>> BEGIN Entries supplied

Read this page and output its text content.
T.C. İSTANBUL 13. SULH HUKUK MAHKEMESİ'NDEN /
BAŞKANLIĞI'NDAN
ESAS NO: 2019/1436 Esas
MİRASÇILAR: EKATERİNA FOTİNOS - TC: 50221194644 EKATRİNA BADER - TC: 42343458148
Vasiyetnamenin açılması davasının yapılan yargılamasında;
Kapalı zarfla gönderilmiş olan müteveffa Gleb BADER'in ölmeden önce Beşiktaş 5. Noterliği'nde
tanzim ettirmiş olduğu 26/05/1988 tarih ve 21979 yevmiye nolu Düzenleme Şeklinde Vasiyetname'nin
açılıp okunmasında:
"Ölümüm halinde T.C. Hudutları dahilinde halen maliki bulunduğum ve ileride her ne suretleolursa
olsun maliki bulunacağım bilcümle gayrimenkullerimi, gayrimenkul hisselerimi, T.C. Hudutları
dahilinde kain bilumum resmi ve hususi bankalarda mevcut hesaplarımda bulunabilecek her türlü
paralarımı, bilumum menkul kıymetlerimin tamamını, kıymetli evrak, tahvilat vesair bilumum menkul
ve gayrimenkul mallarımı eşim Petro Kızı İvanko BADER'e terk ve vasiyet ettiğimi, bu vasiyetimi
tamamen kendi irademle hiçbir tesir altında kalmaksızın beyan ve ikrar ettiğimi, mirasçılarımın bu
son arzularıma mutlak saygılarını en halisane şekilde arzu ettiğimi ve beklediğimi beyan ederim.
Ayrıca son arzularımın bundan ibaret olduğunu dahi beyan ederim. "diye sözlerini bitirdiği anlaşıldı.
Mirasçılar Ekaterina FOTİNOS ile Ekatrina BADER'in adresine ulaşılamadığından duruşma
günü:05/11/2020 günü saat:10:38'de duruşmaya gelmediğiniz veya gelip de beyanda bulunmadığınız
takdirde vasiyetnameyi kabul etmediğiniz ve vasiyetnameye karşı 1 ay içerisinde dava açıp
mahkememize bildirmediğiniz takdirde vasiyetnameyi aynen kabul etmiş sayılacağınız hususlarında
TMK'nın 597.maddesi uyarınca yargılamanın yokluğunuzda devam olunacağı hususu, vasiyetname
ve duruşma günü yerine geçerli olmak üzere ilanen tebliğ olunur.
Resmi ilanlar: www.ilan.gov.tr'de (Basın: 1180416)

>> END Entries supplied

• **What is being asked**: Extract all the material, leaving every line as it is.

• **Expected answer**:
Read this page and output its text content.
T.C. İSTANBUL 13. SULH HUKUK MAHKEMESİ'NDEN /
BAŞKANLIĞI'NDAN
ESAS NO: 2019/1436 Esas
MİRASÇILAR: EKATERİNA FOTİNOS - TC: 50221194644 EKATRİNA BADER - TC: 42343458148
Vasiyetnamenin açılması davasının yapılan yargılamasında;
Kapalı zarfla gönderilmiş olan müteveffa Gleb BADER'in ölmeden önce Beşiktaş 5. Noterliği'nde
tanzim ettirmiş olduğu 26/05/1988 tarih ve 21979 yevmiye nolu Düzenleme Şeklinde Vasiyetname'nin
açılıp okunmasında:
"Ölümüm halinde T.C. Hudutları dahilinde halen maliki bulunduğum ve ileride her ne suretleolursa
olsun maliki bulunacağım bilcümle gayrimenkullerimi, gayrimenkul hisselerimi, T.C. Hudutları
dahilinde kain bilumum resmi ve hususi bankalarda mevcut hesaplarımda bulunabilecek her türlü
paralarımı, bilumum menkul kıymetlerimin tamamını, kıymetli evrak, tahvilat vesair bilumum menkul
ve gayrimenkul mallarımı eşim Petro Kızı İvanko BADER'e terk ve vasiyet ettiğimi, bu vasiyetimi
tamamen kendi irademle hiçbir tesir altında kalmaksızın beyan ve ikrar ettiğimi, mirasçılarımın bu
son arzularıma mutlak saygılarını en halisane şekilde arzu ettiğimi ve beklediğimi beyan ederim.
Ayrıca son arzularımın bundan ibaret olduğunu dahi beyan ederim. "diye sözlerini bitirdiği anlaşıldı.
Mirasçılar Ekaterina FOTİNOS ile Ekatrina BADER'in adresine ulaşılamadığından duruşma
günü:05/11/2020 günü saat:10:38'de duruşmaya gelmediğiniz veya gelip de beyanda bulunmadığınız
takdirde vasiyetnameyi kabul etmediğiniz ve vasiyetnameye karşı 1 ay içerisinde dava açıp
mahkememize bildirmediğiniz takdirde vasiyetnameyi aynen kabul etmiş sayılacağınız hususlarında
TMK'nın 597.maddesi uyarınca yargılamanın yokluğunuzda devam olunacağı hususu, vasiyetname
ve duruşma günü yerine geçerli olmak üzere ilanen tebliğ olunur.
Resmi ilanlar: www.ilan.gov.tr'de (Basın: 1180416)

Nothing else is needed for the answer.